30 Aprile 2005

Work-life balance e relazioni di lavoro

Seminario “Il lavoro nella quotidianità. La quotidianità nel lavoro”
Venezia, 18-19 aprile 2005

Anna M. Ponzellini (Università di Bergamo)

VERSIONE PROVVISORIA

Tuttavia, quando abbandoniamo il (consolante) approccio descrittivo delle “buone prassi”, il panorama che, soprattutto in Italia, ci offre la rilevazione quantitativa di tali esperienze appare estremamente preoccupante. Sono infatti pochissime – non oltre il 3%, secondo una stima avanzata da una indagine sulla contrattazione aziendale – le aziende dove negli ultimi anni sono state introdotte norme sul lavoro classificabili, anche in senso lato, come misure favorevoli alla conciliazione.
Nel paper si propone di trovare spiegazioni al mancato, o comunque insufficiente, riscontro nella esperienza contrattuale – e, più in generale, nella esperienza delle relazioni tra organizzazioni sindacali ed imprese – di bisogni sociali che pure, dal momento dell’ingresso di massa delle donne nel mercato del lavoro, sono diventati evidenti ed urgenti. Una carenza che potrebbe addirittura costituire la ragione della scarsa propensione delle lavoratrici italiane – in controtendenza rispetto al resto d’Europa – ad iscriversi al sindacato.

> Blocco di dati
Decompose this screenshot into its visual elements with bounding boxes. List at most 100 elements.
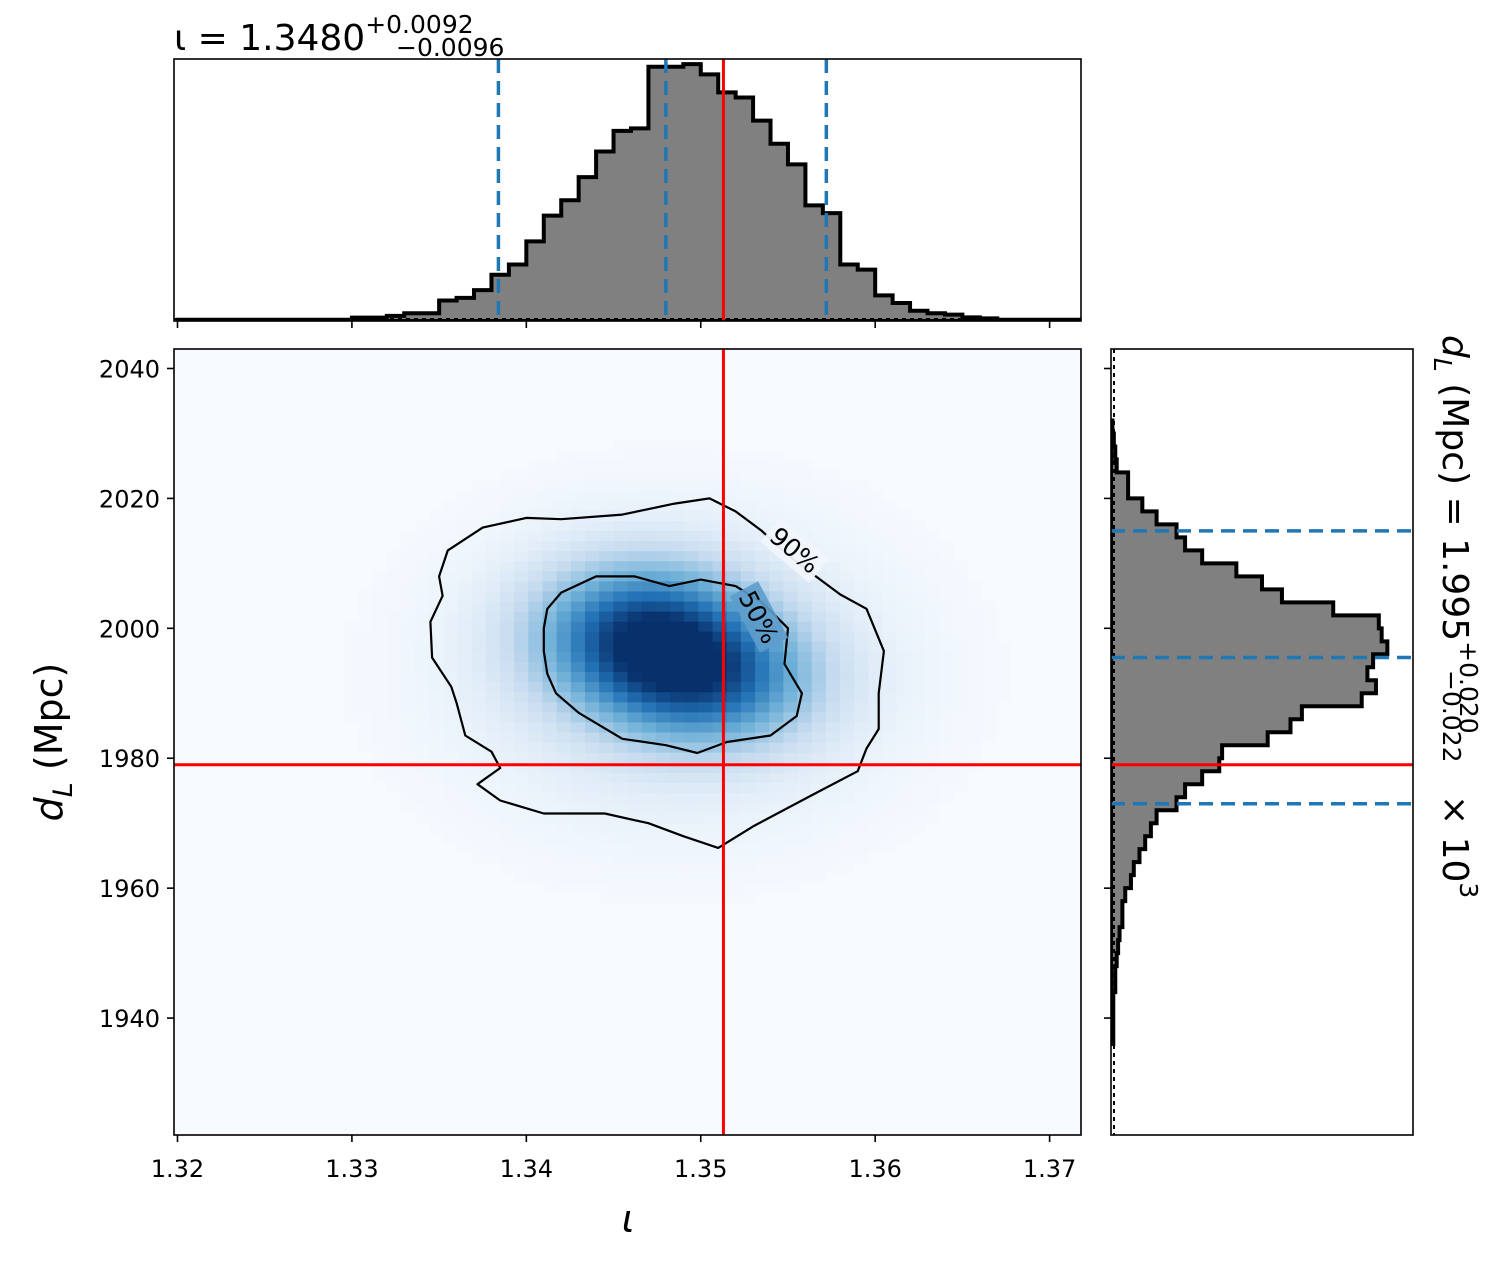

> Compiti
a – Nel brano sulla conciliazione vita-lavoro, qual è la quota massima di aziende che negli ultimi anni hanno introdotto norme favorevoli alla conciliazione?
b – Continua per favore il brano sulla conciliazione vita-lavoro, riprendendo dopo la sua ultima frase.
I dati costituiscono materiale a sé, separato dal brano sulla conciliazione vita-lavoro.

> Risposte fornite
a – Non oltre il 3%.

b –
Per fare questo, si fa un’analisi delle oggettive difficoltà delle parti sociali – in particolare, del sindacato – a regolare contrattualmente e estendere all’insieme del mondo del lavoro esigenze differenziate, mutevoli nel tempo e “costose”, come quelle di cui sono portatori e portatrici i dipendenti con responsabilità familiari e di cura. Ipotizza però anche la possibilità che le relazioni industriali che conosciamo siano – per tradizione, cultura e struttura – inadatte a recepire e a tradurre in regole contrattuali questi nuovi bisogni, al di fuori di un percorso di reale innovazione.

Tra vita e lavoro: strategie differenziate ed equilibri mutevoli
Lo specifico equilibrio tra lavoro e vita che ciascuno immagina per sé è molto diverso tra persona a persona: dipende dal carico delle responsabilità familiari, dall’età dei figli, dalla distribuzione dei ruoli in famiglia, dal grado di investimento nella realizzazione professionale, dalla situazione dei servizi sul territorio, dalle reti familiari e di vicinato ma anche da aspetti meno razionali e meno facili da analizzare – eppure con potenti influenze sulle scelte esistenziali – come il sistema di valori di riferimento. Per le donne in particolare, nella scelta della modalità con cui partecipare (o non partecipare) al mercato del lavoro, oltre alle consuete variabili socio-economiche, sembra avere un grande peso l’ideologia della maternità.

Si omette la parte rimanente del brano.